-- Start of Exercise inputs --

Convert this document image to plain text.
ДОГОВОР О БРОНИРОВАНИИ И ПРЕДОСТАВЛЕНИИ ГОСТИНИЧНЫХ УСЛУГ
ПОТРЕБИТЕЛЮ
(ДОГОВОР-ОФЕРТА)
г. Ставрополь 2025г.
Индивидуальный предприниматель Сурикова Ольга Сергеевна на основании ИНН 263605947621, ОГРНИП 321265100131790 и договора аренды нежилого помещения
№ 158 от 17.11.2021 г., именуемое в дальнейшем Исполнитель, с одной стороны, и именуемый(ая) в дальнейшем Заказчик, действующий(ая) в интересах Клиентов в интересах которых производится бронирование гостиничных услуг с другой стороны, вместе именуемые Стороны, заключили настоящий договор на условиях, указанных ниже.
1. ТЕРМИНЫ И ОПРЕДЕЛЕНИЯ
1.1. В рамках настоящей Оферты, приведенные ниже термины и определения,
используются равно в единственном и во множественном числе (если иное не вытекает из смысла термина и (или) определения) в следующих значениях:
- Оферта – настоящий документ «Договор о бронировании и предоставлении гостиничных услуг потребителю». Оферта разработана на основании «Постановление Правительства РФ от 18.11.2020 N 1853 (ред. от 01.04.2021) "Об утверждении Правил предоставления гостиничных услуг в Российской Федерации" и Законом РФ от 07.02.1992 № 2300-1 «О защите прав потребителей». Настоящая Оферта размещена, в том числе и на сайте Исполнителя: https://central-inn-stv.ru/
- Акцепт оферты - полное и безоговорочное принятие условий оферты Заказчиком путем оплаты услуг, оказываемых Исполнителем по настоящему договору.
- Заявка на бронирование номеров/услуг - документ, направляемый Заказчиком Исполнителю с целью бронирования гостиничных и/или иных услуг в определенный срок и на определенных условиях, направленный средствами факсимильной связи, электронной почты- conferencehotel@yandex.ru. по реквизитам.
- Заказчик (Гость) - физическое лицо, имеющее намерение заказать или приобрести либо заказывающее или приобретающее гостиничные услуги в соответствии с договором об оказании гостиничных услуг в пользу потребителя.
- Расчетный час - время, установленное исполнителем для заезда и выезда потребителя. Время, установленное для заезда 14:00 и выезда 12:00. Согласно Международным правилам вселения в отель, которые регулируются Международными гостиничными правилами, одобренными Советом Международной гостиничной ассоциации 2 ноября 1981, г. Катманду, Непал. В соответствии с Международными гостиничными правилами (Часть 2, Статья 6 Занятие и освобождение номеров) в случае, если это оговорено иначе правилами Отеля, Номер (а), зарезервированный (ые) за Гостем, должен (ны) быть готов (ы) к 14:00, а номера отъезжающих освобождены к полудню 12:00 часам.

-- End of Exercise inputs --

Requirement:
Write out all the data again, exactly as it appears.

Final result:
Convert this document image to plain text.
ДОГОВОР О БРОНИРОВАНИИ И ПРЕДОСТАВЛЕНИИ ГОСТИНИЧНЫХ УСЛУГ
ПОТРЕБИТЕЛЮ
(ДОГОВОР-ОФЕРТА)
г. Ставрополь 2025г.
Индивидуальный предприниматель Сурикова Ольга Сергеевна на основании ИНН 263605947621, ОГРНИП 321265100131790 и договора аренды нежилого помещения
№ 158 от 17.11.2021 г., именуемое в дальнейшем Исполнитель, с одной стороны, и именуемый(ая) в дальнейшем Заказчик, действующий(ая) в интересах Клиентов в интересах которых производится бронирование гостиничных услуг с другой стороны, вместе именуемые Стороны, заключили настоящий договор на условиях, указанных ниже.
1. ТЕРМИНЫ И ОПРЕДЕЛЕНИЯ
1.1. В рамках настоящей Оферты, приведенные ниже термины и определения,
используются равно в единственном и во множественном числе (если иное не вытекает из смысла термина и (или) определения) в следующих значениях:
- Оферта – настоящий документ «Договор о бронировании и предоставлении гостиничных услуг потребителю». Оферта разработана на основании «Постановление Правительства РФ от 18.11.2020 N 1853 (ред. от 01.04.2021) "Об утверждении Правил предоставления гостиничных услуг в Российской Федерации" и Законом РФ от 07.02.1992 № 2300-1 «О защите прав потребителей». Настоящая Оферта размещена, в том числе и на сайте Исполнителя: https://central-inn-stv.ru/
- Акцепт оферты - полное и безоговорочное принятие условий оферты Заказчиком путем оплаты услуг, оказываемых Исполнителем по настоящему договору.
- Заявка на бронирование номеров/услуг - документ, направляемый Заказчиком Исполнителю с целью бронирования гостиничных и/или иных услуг в определенный срок и на определенных условиях, направленный средствами факсимильной связи, электронной почты- conferencehotel@yandex.ru. по реквизитам.
- Заказчик (Гость) - физическое лицо, имеющее намерение заказать или приобрести либо заказывающее или приобретающее гостиничные услуги в соответствии с договором об оказании гостиничных услуг в пользу потребителя.
- Расчетный час - время, установленное исполнителем для заезда и выезда потребителя. Время, установленное для заезда 14:00 и выезда 12:00. Согласно Международным правилам вселения в отель, которые регулируются Международными гостиничными правилами, одобренными Советом Международной гостиничной ассоциации 2 ноября 1981, г. Катманду, Непал. В соответствии с Международными гостиничными правилами (Часть 2, Статья 6 Занятие и освобождение номеров) в случае, если это оговорено иначе правилами Отеля, Номер (а), зарезервированный (ые) за Гостем, должен (ны) быть готов (ы) к 14:00, а номера отъезжающих освобождены к полудню 12:00 часам.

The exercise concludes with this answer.